Task goal:
Select, from the material below, each line with "JSON" in it.

Input:

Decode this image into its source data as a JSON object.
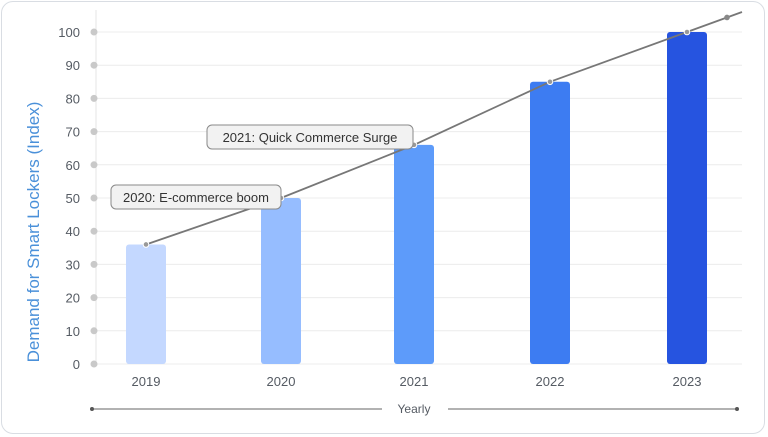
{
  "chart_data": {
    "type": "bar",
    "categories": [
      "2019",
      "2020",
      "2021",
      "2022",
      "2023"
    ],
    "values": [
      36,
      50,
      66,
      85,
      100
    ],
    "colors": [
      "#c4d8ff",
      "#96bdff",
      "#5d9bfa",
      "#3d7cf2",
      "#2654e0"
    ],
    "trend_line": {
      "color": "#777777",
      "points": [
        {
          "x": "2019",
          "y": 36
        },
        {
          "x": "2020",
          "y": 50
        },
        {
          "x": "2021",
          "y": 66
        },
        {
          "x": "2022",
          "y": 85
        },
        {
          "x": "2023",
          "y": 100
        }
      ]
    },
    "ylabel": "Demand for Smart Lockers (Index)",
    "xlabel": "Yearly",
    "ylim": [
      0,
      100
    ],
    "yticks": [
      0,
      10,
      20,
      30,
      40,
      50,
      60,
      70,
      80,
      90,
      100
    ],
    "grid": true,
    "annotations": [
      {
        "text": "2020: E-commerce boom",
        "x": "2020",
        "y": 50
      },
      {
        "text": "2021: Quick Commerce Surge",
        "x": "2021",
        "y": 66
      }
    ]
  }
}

* * *

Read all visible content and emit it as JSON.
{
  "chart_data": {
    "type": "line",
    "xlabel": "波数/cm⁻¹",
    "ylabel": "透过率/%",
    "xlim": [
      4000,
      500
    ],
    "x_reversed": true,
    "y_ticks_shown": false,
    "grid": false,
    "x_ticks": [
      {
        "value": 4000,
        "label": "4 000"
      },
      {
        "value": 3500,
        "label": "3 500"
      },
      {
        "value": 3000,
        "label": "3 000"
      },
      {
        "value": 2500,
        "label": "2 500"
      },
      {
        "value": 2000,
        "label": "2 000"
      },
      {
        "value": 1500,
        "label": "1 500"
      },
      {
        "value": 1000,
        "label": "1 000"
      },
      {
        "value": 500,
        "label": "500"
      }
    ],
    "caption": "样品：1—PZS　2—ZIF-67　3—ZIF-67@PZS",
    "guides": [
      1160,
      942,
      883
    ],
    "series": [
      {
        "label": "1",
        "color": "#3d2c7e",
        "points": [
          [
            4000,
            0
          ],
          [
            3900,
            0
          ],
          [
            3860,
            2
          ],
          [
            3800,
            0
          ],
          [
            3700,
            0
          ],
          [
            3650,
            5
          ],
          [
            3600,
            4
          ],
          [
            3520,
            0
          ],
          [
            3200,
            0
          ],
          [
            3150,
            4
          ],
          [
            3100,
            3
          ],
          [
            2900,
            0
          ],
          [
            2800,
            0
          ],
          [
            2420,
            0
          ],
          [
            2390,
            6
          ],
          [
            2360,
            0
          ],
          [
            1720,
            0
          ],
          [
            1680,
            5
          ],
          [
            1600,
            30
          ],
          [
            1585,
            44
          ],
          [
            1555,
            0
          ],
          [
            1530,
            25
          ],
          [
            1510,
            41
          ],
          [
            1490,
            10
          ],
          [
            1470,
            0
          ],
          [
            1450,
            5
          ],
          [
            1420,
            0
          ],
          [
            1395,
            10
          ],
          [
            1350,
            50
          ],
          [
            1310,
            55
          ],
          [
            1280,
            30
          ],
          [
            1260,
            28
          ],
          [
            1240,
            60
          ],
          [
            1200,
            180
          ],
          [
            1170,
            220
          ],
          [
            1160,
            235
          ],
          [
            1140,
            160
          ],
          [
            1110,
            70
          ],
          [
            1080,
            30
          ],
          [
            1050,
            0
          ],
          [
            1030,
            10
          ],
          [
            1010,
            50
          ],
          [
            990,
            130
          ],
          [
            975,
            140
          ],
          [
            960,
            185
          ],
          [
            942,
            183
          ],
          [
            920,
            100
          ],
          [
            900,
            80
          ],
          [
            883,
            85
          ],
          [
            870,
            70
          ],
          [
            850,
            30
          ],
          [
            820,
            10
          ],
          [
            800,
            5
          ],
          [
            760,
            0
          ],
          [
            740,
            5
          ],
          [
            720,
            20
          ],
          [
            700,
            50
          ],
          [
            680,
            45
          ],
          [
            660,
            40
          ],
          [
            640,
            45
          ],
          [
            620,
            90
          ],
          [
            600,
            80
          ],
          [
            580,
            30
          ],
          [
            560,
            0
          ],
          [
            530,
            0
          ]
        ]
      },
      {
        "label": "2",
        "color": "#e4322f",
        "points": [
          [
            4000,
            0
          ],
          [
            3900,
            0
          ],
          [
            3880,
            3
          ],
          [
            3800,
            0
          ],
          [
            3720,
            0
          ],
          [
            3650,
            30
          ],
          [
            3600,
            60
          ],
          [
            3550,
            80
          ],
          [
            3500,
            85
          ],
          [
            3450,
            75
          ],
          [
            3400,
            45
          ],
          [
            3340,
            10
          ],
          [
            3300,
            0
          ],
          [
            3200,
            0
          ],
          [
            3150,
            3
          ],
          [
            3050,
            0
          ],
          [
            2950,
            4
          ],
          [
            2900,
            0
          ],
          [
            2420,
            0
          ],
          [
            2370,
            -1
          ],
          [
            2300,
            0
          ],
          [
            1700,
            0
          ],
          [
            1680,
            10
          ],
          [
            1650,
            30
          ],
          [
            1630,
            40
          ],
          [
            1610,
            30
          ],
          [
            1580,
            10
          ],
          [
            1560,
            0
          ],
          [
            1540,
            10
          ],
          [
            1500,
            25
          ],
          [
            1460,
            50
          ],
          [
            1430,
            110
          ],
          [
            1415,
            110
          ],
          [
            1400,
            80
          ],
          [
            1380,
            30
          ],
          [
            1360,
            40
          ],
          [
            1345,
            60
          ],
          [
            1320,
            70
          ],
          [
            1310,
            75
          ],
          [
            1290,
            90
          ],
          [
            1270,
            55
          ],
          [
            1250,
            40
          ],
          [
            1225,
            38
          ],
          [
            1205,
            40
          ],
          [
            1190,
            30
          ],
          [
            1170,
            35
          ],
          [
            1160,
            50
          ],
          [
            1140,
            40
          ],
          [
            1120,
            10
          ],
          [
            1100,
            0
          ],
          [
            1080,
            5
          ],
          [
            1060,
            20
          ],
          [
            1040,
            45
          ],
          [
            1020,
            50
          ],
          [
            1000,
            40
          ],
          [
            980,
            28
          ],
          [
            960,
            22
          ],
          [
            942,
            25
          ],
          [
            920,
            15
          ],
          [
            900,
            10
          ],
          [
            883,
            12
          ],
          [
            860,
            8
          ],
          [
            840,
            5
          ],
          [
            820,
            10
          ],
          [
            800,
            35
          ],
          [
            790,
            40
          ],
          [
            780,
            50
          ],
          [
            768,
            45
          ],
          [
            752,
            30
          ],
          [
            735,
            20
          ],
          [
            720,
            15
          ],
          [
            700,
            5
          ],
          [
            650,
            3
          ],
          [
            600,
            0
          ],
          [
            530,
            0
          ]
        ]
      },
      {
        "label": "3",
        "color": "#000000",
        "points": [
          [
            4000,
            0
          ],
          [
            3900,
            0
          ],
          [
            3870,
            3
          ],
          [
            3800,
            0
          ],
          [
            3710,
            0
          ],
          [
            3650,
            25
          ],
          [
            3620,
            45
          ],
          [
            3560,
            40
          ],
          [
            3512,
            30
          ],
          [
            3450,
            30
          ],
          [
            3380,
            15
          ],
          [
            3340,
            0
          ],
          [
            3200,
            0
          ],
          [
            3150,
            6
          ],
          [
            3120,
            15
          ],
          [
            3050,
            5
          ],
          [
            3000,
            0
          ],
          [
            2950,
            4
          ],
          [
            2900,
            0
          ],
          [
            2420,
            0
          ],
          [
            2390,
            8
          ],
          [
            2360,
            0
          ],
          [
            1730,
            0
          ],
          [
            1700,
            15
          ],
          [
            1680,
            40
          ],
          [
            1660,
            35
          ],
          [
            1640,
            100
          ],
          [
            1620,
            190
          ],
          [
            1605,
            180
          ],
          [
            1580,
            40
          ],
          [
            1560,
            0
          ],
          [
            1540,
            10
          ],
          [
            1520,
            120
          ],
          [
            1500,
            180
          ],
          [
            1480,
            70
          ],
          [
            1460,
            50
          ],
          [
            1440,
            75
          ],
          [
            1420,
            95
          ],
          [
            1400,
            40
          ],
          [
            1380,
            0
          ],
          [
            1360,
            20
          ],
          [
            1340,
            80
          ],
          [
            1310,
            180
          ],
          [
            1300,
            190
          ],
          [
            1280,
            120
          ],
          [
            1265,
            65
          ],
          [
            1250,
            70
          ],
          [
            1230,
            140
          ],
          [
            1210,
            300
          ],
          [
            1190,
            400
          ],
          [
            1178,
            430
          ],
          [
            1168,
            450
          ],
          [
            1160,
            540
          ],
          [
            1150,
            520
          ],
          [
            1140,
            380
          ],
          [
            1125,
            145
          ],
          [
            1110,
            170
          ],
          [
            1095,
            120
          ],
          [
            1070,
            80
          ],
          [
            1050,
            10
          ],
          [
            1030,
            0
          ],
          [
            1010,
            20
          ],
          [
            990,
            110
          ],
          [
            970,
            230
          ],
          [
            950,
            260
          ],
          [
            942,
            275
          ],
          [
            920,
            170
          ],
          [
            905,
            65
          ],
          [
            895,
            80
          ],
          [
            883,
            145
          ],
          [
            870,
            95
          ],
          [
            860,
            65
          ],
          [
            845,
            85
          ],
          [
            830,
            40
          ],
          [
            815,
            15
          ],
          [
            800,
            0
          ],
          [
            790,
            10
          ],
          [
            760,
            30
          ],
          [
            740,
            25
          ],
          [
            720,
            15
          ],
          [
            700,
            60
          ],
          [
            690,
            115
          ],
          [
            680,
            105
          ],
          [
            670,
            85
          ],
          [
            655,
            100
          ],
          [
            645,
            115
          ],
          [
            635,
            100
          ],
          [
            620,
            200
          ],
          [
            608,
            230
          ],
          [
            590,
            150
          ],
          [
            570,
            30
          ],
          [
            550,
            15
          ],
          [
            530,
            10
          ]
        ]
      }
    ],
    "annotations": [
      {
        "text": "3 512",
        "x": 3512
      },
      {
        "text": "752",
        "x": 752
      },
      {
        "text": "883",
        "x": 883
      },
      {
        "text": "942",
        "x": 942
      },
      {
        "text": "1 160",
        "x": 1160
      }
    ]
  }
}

Reply:
Decode this image into its source data as a JSON object.
Read all visible content and emit it as JSON.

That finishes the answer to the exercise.